Exercise brief:
Determine how many lines contain the string "What" and reply with that number alone.

##### Record list #####

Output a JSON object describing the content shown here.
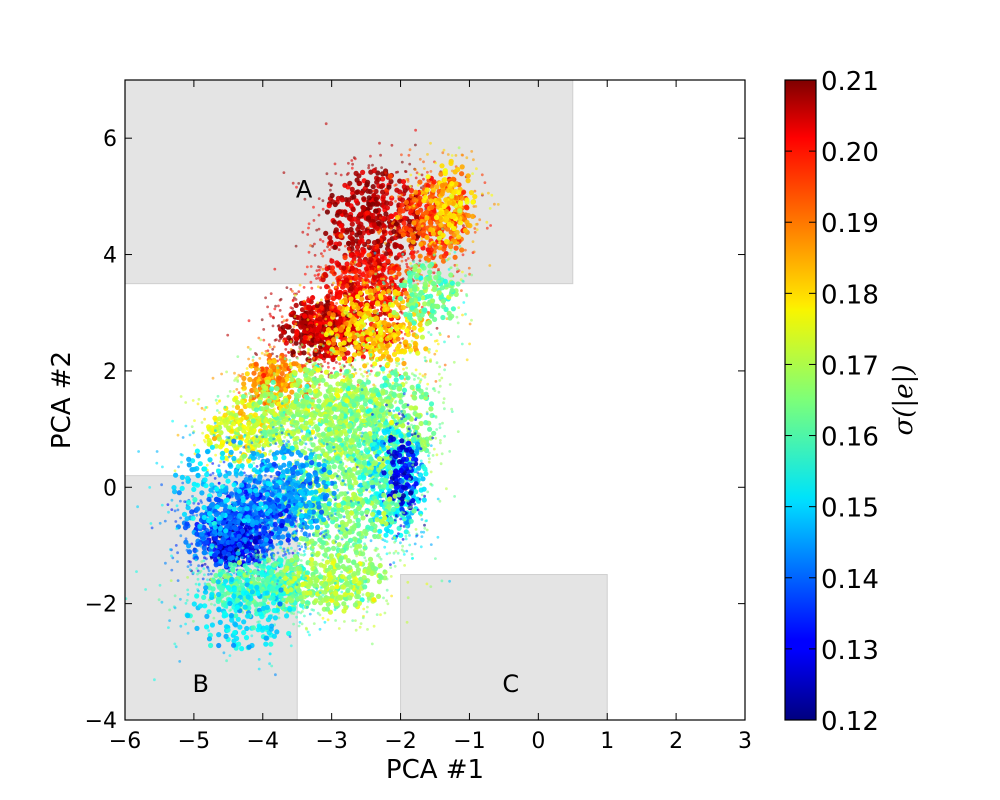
{
  "chart_data": {
    "type": "scatter",
    "xlabel": "PCA #1",
    "ylabel": "PCA #2",
    "xlim": [
      -6,
      3
    ],
    "ylim": [
      -4,
      7
    ],
    "xticks": [
      -6,
      -5,
      -4,
      -3,
      -2,
      -1,
      0,
      1,
      2,
      3
    ],
    "yticks": [
      -4,
      -2,
      0,
      2,
      4,
      6
    ],
    "xtick_labels": [
      "−6",
      "−5",
      "−4",
      "−3",
      "−2",
      "−1",
      "0",
      "1",
      "2",
      "3"
    ],
    "ytick_labels": [
      "−4",
      "−2",
      "0",
      "2",
      "4",
      "6"
    ],
    "grid": false,
    "colorbar": {
      "label": "σ(|e|)",
      "colormap": "jet",
      "range": [
        0.12,
        0.21
      ],
      "ticks": [
        0.12,
        0.13,
        0.14,
        0.15,
        0.16,
        0.17,
        0.18,
        0.19,
        0.2,
        0.21
      ],
      "tick_labels": [
        "0.12",
        "0.13",
        "0.14",
        "0.15",
        "0.16",
        "0.17",
        "0.18",
        "0.19",
        "0.20",
        "0.21"
      ]
    },
    "regions": [
      {
        "label": "A",
        "x": [
          -6,
          0.5
        ],
        "y": [
          3.5,
          7
        ]
      },
      {
        "label": "B",
        "x": [
          -6,
          -3.5
        ],
        "y": [
          -4,
          0.2
        ]
      },
      {
        "label": "C",
        "x": [
          -2,
          1
        ],
        "y": [
          -4,
          -1.5
        ]
      }
    ],
    "region_label_positions": [
      {
        "label": "A",
        "x": -3.4,
        "y": 5.1
      },
      {
        "label": "B",
        "x": -4.9,
        "y": -3.4
      },
      {
        "label": "C",
        "x": -0.4,
        "y": -3.4
      }
    ],
    "region_color": "#e4e4e4",
    "clusters": [
      {
        "cx": -2.4,
        "cy": 4.6,
        "sx": 0.45,
        "sy": 0.55,
        "n": 500,
        "value": 0.205
      },
      {
        "cx": -1.5,
        "cy": 4.6,
        "sx": 0.35,
        "sy": 0.5,
        "n": 350,
        "value": 0.192
      },
      {
        "cx": -1.3,
        "cy": 4.9,
        "sx": 0.25,
        "sy": 0.45,
        "n": 180,
        "value": 0.18
      },
      {
        "cx": -2.5,
        "cy": 3.6,
        "sx": 0.4,
        "sy": 0.3,
        "n": 300,
        "value": 0.198
      },
      {
        "cx": -3.2,
        "cy": 2.7,
        "sx": 0.35,
        "sy": 0.35,
        "n": 300,
        "value": 0.207
      },
      {
        "cx": -2.8,
        "cy": 2.8,
        "sx": 0.5,
        "sy": 0.4,
        "n": 400,
        "value": 0.2
      },
      {
        "cx": -2.3,
        "cy": 2.7,
        "sx": 0.5,
        "sy": 0.45,
        "n": 400,
        "value": 0.18
      },
      {
        "cx": -3.8,
        "cy": 1.8,
        "sx": 0.3,
        "sy": 0.3,
        "n": 250,
        "value": 0.185
      },
      {
        "cx": -4.3,
        "cy": 1.0,
        "sx": 0.35,
        "sy": 0.35,
        "n": 250,
        "value": 0.175
      },
      {
        "cx": -3.2,
        "cy": 1.3,
        "sx": 0.6,
        "sy": 0.5,
        "n": 700,
        "value": 0.168
      },
      {
        "cx": -2.3,
        "cy": 1.1,
        "sx": 0.5,
        "sy": 0.6,
        "n": 550,
        "value": 0.165
      },
      {
        "cx": -2.1,
        "cy": 0.1,
        "sx": 0.3,
        "sy": 0.6,
        "n": 350,
        "value": 0.152
      },
      {
        "cx": -2.0,
        "cy": 0.3,
        "sx": 0.15,
        "sy": 0.5,
        "n": 150,
        "value": 0.13
      },
      {
        "cx": -2.9,
        "cy": -0.2,
        "sx": 0.55,
        "sy": 0.6,
        "n": 600,
        "value": 0.165
      },
      {
        "cx": -3.6,
        "cy": -0.1,
        "sx": 0.4,
        "sy": 0.5,
        "n": 400,
        "value": 0.145
      },
      {
        "cx": -4.2,
        "cy": -0.6,
        "sx": 0.4,
        "sy": 0.45,
        "n": 450,
        "value": 0.138
      },
      {
        "cx": -4.4,
        "cy": -1.0,
        "sx": 0.25,
        "sy": 0.25,
        "n": 200,
        "value": 0.128
      },
      {
        "cx": -4.6,
        "cy": -0.8,
        "sx": 0.4,
        "sy": 0.35,
        "n": 250,
        "value": 0.14
      },
      {
        "cx": -4.0,
        "cy": -1.7,
        "sx": 0.5,
        "sy": 0.3,
        "n": 450,
        "value": 0.16
      },
      {
        "cx": -3.0,
        "cy": -1.6,
        "sx": 0.5,
        "sy": 0.35,
        "n": 400,
        "value": 0.168
      },
      {
        "cx": -4.3,
        "cy": -2.2,
        "sx": 0.5,
        "sy": 0.4,
        "n": 200,
        "value": 0.152
      },
      {
        "cx": -4.5,
        "cy": 0.0,
        "sx": 0.5,
        "sy": 0.5,
        "n": 200,
        "value": 0.15
      },
      {
        "cx": -1.6,
        "cy": 3.3,
        "sx": 0.3,
        "sy": 0.35,
        "n": 200,
        "value": 0.163
      }
    ]
  }
}
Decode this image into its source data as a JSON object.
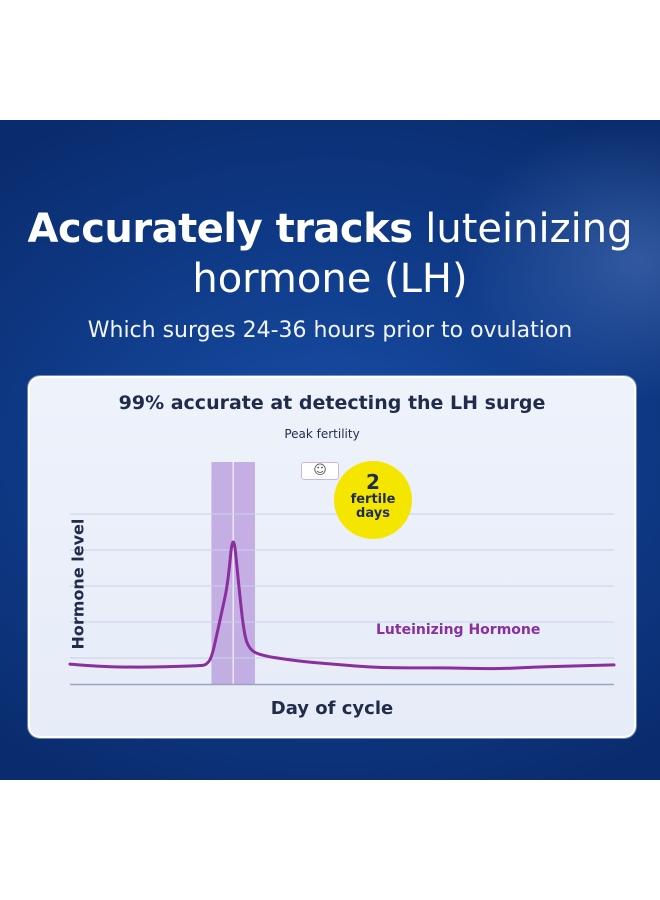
{
  "headline": {
    "bold": "Accurately tracks",
    "light": "luteinizing",
    "line2": "hormone (LH)",
    "subtitle": "Which surges 24-36 hours prior to ovulation"
  },
  "colors": {
    "background": "#0f3a87",
    "card": "#e9eef9",
    "line": "#8a2f9e",
    "fertile_band": "#b798dc",
    "badge": "#f5e600",
    "text_dark": "#1f2d4a"
  },
  "chart_data": {
    "type": "line",
    "title": "99% accurate at detecting the LH surge",
    "xlabel": "Day of cycle",
    "ylabel": "Hormone level",
    "grid": true,
    "series": [
      {
        "name": "Luteinizing Hormone",
        "x": [
          0,
          5,
          10,
          15,
          20,
          24,
          25,
          26,
          27,
          28,
          29,
          30,
          31,
          32,
          33,
          35,
          40,
          45,
          50,
          55,
          60,
          65,
          70,
          75,
          80,
          85,
          90,
          95,
          100
        ],
        "values": [
          8,
          6.5,
          6,
          6,
          6.5,
          7,
          7.5,
          12,
          28,
          45,
          62,
          100,
          62,
          28,
          18,
          14,
          11,
          9,
          7.5,
          6,
          5.5,
          5.5,
          5.5,
          5,
          5,
          6,
          6.5,
          7,
          7.5
        ]
      }
    ],
    "xlim": [
      0,
      100
    ],
    "ylim": [
      0,
      100
    ],
    "fertile_window": {
      "start": 26,
      "end": 34,
      "peak": 30
    },
    "annotations": {
      "peak": "Peak fertility",
      "badge_number": "2",
      "badge_text": "fertile days",
      "smiley": "☺"
    }
  }
}
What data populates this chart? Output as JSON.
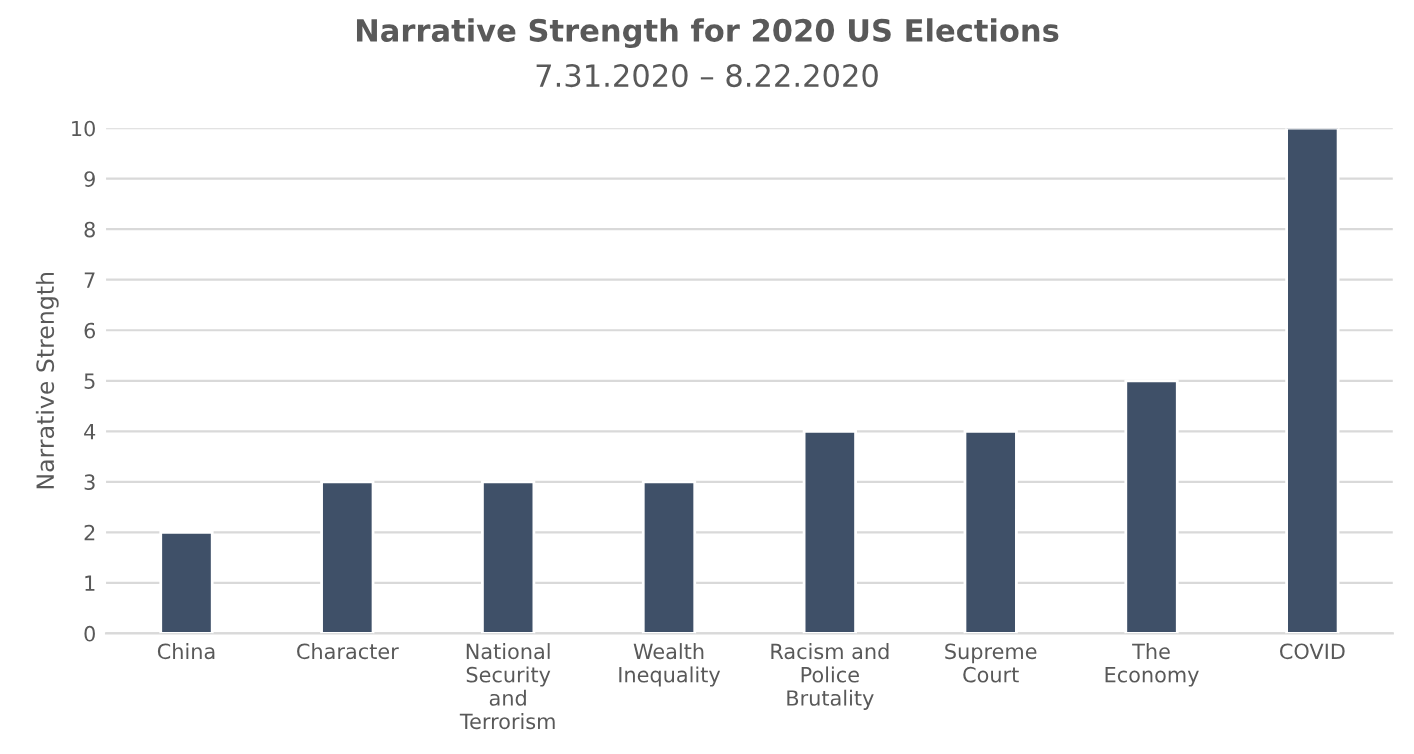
{
  "chart_data": {
    "type": "bar",
    "title": "Narrative Strength for 2020 US Elections",
    "subtitle": "7.31.2020 – 8.22.2020",
    "ylabel": "Narrative Strength",
    "categories": [
      "China",
      "Character",
      "National Security and Terrorism",
      "Wealth Inequality",
      "Racism and Police Brutality",
      "Supreme Court",
      "The Economy",
      "COVID"
    ],
    "values": [
      2,
      3,
      3,
      3,
      4,
      4,
      5,
      10
    ],
    "color": "#3f5068",
    "ylim": [
      0,
      10
    ],
    "yticks": [
      0,
      1,
      2,
      3,
      4,
      5,
      6,
      7,
      8,
      9,
      10
    ],
    "grid": "y",
    "legend": false
  }
}
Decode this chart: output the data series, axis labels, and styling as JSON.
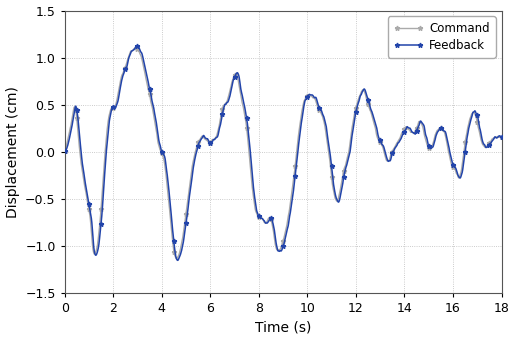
{
  "title": "",
  "xlabel": "Time (s)",
  "ylabel": "Displacement (cm)",
  "xlim": [
    0,
    18
  ],
  "ylim": [
    -1.5,
    1.5
  ],
  "xticks": [
    0,
    2,
    4,
    6,
    8,
    10,
    12,
    14,
    16,
    18
  ],
  "yticks": [
    -1.5,
    -1.0,
    -0.5,
    0.0,
    0.5,
    1.0,
    1.5
  ],
  "command_color": "#aaaaaa",
  "feedback_color": "#2244aa",
  "legend_labels": [
    "Command",
    "Feedback"
  ],
  "grid_color": "#bbbbbb",
  "grid_style": ":",
  "marker": "*",
  "marker_size": 3.5,
  "linewidth_cmd": 1.0,
  "linewidth_fb": 1.1,
  "waypoints_t": [
    0.0,
    0.15,
    0.3,
    0.45,
    0.55,
    0.65,
    0.75,
    0.85,
    0.95,
    1.05,
    1.15,
    1.3,
    1.5,
    1.7,
    1.9,
    2.1,
    2.3,
    2.5,
    2.7,
    2.9,
    3.1,
    3.3,
    3.5,
    3.7,
    3.9,
    4.1,
    4.3,
    4.5,
    4.7,
    4.9,
    5.1,
    5.3,
    5.5,
    5.7,
    5.9,
    6.1,
    6.3,
    6.5,
    6.7,
    6.9,
    7.1,
    7.3,
    7.5,
    7.7,
    7.9,
    8.1,
    8.3,
    8.5,
    8.7,
    8.9,
    9.1,
    9.3,
    9.5,
    9.7,
    9.9,
    10.1,
    10.3,
    10.5,
    10.7,
    10.9,
    11.1,
    11.3,
    11.5,
    11.7,
    11.9,
    12.1,
    12.3,
    12.5,
    12.7,
    12.9,
    13.1,
    13.3,
    13.5,
    13.7,
    13.9,
    14.1,
    14.3,
    14.5,
    14.7,
    14.9,
    15.1,
    15.3,
    15.5,
    15.7,
    15.9,
    16.1,
    16.3,
    16.5,
    16.7,
    16.9,
    17.1,
    17.3,
    17.5,
    17.7,
    18.0
  ],
  "waypoints_y": [
    0.0,
    0.15,
    0.35,
    0.45,
    0.2,
    -0.05,
    -0.25,
    -0.4,
    -0.55,
    -0.7,
    -1.0,
    -1.05,
    -0.6,
    0.1,
    0.45,
    0.5,
    0.75,
    0.9,
    1.05,
    1.1,
    1.05,
    0.85,
    0.6,
    0.35,
    0.05,
    -0.1,
    -0.55,
    -1.05,
    -1.1,
    -0.85,
    -0.45,
    -0.1,
    0.1,
    0.15,
    0.1,
    0.12,
    0.2,
    0.45,
    0.55,
    0.75,
    0.8,
    0.55,
    0.25,
    -0.3,
    -0.65,
    -0.7,
    -0.75,
    -0.72,
    -1.0,
    -1.02,
    -0.85,
    -0.55,
    -0.15,
    0.3,
    0.55,
    0.6,
    0.55,
    0.45,
    0.3,
    -0.05,
    -0.45,
    -0.48,
    -0.2,
    0.0,
    0.35,
    0.55,
    0.65,
    0.5,
    0.35,
    0.15,
    0.05,
    -0.1,
    0.0,
    0.1,
    0.2,
    0.25,
    0.2,
    0.25,
    0.3,
    0.1,
    0.05,
    0.2,
    0.25,
    0.15,
    -0.1,
    -0.2,
    -0.25,
    0.1,
    0.35,
    0.4,
    0.2,
    0.05,
    0.1,
    0.15,
    0.15
  ]
}
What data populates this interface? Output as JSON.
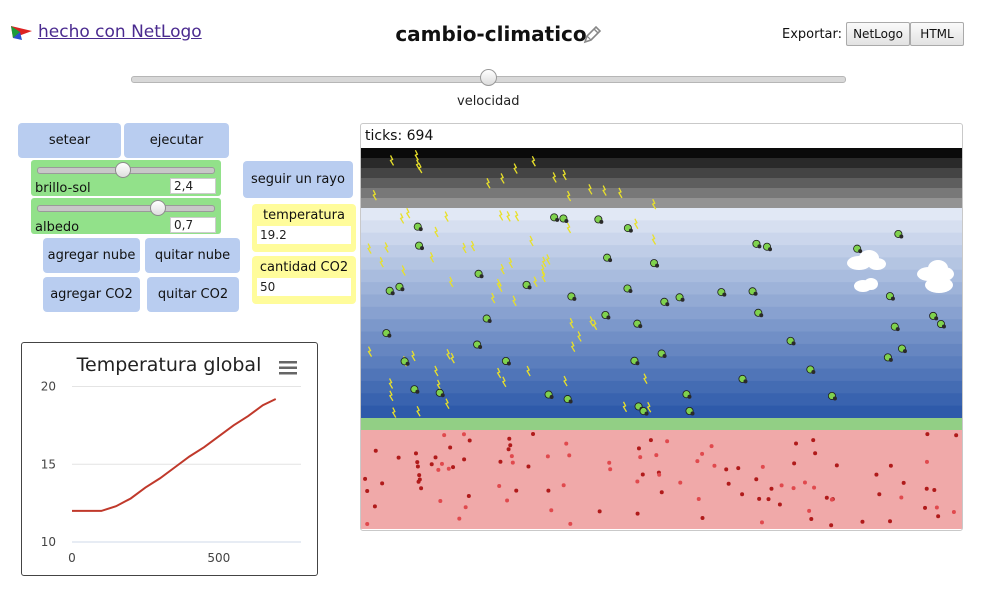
{
  "header": {
    "logo_text": "hecho con NetLogo",
    "title": "cambio-climatico",
    "export_label": "Exportar:",
    "export_buttons": [
      "NetLogo",
      "HTML"
    ]
  },
  "speed": {
    "label": "velocidad",
    "value": 0.5
  },
  "buttons": {
    "setup": "setear",
    "go": "ejecutar",
    "follow": "seguir un rayo",
    "add_cloud": "agregar nube",
    "remove_cloud": "quitar nube",
    "add_co2": "agregar CO2",
    "remove_co2": "quitar CO2"
  },
  "sliders": [
    {
      "name": "brillo-sol",
      "value": "2,4",
      "fraction": 0.6
    },
    {
      "name": "albedo",
      "value": "0,7",
      "fraction": 0.7
    }
  ],
  "monitors": [
    {
      "label": "temperatura",
      "value": "19.2"
    },
    {
      "label": "cantidad CO2",
      "value": "50"
    }
  ],
  "world": {
    "ticks_text": "ticks: 694"
  },
  "chart_data": {
    "type": "line",
    "title": "Temperatura global",
    "menu_icon": "hamburger-menu-icon",
    "xlim": [
      0,
      780
    ],
    "ylim": [
      10,
      21
    ],
    "xticks": [
      0,
      500
    ],
    "yticks": [
      10,
      15,
      20
    ],
    "series": [
      {
        "name": "temperatura",
        "color": "#c0392b",
        "x": [
          0,
          50,
          100,
          150,
          200,
          250,
          300,
          350,
          400,
          450,
          500,
          550,
          600,
          650,
          694
        ],
        "y": [
          12.0,
          12.0,
          12.0,
          12.3,
          12.8,
          13.5,
          14.1,
          14.8,
          15.5,
          16.1,
          16.8,
          17.5,
          18.1,
          18.8,
          19.2
        ]
      }
    ]
  },
  "colors": {
    "button": "#b9cdf0",
    "slider": "#92e18a",
    "monitor": "#fffc9b",
    "ground": "#f0a9a9",
    "grass": "#92cf85"
  }
}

#####

Reply to the task:
2